• GOAL: Report the number of lines in these entries that contain "URGENCE". Write only the number.

• MATERIAL:
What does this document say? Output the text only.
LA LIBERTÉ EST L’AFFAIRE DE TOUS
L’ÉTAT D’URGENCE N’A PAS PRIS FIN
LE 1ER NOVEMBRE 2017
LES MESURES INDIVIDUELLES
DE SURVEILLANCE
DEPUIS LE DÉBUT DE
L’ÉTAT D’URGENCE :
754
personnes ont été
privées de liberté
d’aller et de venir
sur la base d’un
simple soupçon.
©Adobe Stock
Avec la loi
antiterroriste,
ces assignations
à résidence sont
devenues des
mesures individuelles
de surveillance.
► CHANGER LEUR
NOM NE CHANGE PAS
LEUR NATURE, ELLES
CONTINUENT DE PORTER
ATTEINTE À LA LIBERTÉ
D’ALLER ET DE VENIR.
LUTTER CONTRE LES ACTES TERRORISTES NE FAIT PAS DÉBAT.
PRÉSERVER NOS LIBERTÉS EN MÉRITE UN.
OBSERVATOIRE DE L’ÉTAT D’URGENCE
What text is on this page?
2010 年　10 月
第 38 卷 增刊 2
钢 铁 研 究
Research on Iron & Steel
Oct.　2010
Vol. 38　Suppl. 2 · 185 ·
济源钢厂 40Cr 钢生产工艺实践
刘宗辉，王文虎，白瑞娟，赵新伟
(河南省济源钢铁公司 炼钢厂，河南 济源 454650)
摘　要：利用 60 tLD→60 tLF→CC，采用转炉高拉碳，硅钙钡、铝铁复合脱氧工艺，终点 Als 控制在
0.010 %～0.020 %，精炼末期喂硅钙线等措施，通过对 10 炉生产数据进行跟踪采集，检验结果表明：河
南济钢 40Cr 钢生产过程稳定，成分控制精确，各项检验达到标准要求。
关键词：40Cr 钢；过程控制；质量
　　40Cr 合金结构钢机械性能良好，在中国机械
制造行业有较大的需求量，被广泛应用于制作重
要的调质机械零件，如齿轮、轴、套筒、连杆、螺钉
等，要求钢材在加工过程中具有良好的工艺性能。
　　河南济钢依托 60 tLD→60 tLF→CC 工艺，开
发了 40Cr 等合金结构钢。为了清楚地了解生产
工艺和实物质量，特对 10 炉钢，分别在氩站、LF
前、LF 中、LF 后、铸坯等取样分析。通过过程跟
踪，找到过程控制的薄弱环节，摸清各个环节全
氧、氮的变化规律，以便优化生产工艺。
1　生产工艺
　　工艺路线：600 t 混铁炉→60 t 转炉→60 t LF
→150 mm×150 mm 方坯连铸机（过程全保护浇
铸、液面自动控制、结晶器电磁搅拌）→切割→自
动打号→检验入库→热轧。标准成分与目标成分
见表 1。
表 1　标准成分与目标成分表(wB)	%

• ANSWER FOR THE TASK: 3